— What is required —
Reproduce the listing below character for character; drop every image.

— Data to use —
********

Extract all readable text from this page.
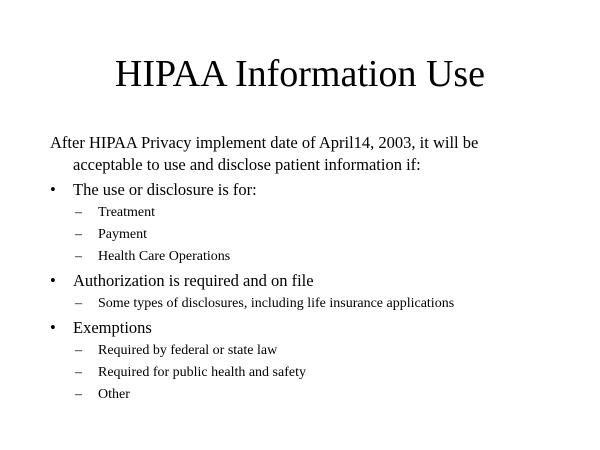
HIPAA Information Use
After HIPAA Privacy implement date of April14, 2003, it will be
acceptable to use and disclose patient information if:
•	The use or disclosure is for:
– Treatment
– Payment
– Health Care Operations
•	Authorization is required and on file
– Some types of disclosures, including life insurance applications
•	Exemptions
– Required by federal or state law
– Required for public health and safety
– Other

********

— The answer —
Extract all readable text from this page.
HIPAA Information Use
After HIPAA Privacy implement date of April14, 2003, it will be
acceptable to use and disclose patient information if:
•	The use or disclosure is for:
– Treatment
– Payment
– Health Care Operations
•	Authorization is required and on file
– Some types of disclosures, including life insurance applications
•	Exemptions
– Required by federal or state law
– Required for public health and safety
– Other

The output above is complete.